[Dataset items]
--- Start ---
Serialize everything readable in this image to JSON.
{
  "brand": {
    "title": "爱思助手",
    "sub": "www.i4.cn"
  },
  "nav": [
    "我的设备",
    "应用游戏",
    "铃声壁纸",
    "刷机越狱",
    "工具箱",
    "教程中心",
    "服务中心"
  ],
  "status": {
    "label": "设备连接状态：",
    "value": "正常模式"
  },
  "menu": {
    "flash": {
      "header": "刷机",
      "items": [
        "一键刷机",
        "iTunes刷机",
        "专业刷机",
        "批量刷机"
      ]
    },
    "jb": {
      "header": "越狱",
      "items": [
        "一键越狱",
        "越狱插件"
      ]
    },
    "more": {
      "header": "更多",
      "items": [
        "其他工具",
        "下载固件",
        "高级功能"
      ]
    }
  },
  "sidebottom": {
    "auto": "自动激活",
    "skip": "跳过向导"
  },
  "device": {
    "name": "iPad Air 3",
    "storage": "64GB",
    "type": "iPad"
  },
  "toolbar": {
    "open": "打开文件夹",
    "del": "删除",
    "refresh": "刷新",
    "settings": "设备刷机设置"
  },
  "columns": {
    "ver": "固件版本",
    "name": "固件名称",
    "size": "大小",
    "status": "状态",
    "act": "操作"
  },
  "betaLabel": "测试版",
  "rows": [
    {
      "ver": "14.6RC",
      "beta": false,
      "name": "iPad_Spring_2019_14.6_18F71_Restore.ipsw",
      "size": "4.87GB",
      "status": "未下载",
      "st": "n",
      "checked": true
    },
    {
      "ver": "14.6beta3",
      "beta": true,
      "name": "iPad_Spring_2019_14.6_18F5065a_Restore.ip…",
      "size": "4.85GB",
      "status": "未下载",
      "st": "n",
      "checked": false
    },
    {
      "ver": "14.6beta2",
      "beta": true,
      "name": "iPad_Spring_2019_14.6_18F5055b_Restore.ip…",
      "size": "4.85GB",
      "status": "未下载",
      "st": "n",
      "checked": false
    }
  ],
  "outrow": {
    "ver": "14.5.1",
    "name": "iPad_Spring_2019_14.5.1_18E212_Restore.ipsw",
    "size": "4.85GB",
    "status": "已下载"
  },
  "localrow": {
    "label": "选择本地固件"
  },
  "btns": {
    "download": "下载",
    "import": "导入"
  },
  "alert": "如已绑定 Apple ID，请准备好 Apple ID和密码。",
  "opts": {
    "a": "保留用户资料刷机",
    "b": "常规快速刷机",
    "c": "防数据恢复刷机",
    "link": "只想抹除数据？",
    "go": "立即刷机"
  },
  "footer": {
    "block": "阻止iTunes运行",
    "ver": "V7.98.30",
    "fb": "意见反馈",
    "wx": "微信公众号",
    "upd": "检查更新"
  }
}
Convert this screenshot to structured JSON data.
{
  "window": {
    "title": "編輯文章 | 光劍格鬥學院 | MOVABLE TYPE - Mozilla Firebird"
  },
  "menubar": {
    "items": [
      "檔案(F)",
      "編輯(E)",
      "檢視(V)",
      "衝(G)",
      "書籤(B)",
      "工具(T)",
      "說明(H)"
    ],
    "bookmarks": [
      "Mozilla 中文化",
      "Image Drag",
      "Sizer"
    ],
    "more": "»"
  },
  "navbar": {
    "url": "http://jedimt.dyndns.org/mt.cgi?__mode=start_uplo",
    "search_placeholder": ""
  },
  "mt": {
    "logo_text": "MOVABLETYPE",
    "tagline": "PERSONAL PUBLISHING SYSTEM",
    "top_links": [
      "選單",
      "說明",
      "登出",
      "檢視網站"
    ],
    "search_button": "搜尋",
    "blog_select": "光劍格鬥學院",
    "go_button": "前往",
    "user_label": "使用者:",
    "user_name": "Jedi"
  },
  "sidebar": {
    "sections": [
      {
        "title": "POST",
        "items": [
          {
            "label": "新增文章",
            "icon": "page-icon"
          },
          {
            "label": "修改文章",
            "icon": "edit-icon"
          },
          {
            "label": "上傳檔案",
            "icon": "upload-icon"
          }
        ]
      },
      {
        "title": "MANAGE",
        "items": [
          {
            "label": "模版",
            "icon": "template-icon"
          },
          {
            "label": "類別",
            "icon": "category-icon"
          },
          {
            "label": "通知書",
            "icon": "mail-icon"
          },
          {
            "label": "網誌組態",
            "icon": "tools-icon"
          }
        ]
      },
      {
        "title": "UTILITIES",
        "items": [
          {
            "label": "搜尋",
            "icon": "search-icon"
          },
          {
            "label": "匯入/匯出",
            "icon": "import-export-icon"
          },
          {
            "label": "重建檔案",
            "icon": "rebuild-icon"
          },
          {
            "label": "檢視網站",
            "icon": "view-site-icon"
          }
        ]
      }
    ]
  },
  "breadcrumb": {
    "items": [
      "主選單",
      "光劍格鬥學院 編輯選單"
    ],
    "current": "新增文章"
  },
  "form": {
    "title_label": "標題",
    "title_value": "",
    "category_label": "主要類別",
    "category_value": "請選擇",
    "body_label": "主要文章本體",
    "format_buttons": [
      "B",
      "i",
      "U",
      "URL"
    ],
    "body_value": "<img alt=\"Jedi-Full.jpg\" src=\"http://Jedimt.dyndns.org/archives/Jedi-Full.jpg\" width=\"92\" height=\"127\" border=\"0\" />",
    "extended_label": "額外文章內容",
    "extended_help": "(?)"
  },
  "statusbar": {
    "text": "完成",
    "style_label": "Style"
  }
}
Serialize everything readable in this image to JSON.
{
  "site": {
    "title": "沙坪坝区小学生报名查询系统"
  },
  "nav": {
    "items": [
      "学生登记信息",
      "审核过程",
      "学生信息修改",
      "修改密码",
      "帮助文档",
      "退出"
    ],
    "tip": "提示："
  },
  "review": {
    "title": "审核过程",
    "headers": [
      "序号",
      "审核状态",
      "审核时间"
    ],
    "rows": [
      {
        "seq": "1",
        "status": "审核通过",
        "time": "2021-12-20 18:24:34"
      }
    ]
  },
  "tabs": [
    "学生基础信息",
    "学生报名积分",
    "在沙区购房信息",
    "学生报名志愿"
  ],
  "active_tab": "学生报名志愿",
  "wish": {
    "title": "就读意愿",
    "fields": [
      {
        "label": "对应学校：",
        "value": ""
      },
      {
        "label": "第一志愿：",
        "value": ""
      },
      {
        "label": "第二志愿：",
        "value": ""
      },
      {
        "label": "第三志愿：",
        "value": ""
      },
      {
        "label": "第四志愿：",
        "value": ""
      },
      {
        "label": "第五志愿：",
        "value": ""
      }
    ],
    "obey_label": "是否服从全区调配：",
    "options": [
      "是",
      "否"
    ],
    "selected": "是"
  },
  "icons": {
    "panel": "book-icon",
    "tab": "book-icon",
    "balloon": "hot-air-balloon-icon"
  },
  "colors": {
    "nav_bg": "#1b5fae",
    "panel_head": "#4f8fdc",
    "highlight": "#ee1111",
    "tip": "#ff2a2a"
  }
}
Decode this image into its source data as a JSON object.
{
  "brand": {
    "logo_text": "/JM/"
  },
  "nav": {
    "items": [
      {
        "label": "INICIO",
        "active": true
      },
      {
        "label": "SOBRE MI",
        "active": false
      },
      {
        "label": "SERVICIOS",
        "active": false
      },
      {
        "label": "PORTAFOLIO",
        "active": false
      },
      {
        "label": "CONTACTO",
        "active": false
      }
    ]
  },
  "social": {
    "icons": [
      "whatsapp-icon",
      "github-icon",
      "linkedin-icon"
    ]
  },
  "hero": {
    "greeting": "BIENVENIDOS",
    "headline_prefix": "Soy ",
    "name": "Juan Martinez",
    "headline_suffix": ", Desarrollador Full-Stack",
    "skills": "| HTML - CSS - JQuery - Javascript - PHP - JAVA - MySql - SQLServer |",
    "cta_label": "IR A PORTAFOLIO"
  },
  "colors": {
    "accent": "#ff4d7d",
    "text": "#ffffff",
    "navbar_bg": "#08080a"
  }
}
--- End ---
_EXERCISE DETAILS_
Identify every line where the string "PORTAFOLIO" appears.

_REPLY_
        "label": "PORTAFOLIO",
    "cta_label": "IR A PORTAFOLIO"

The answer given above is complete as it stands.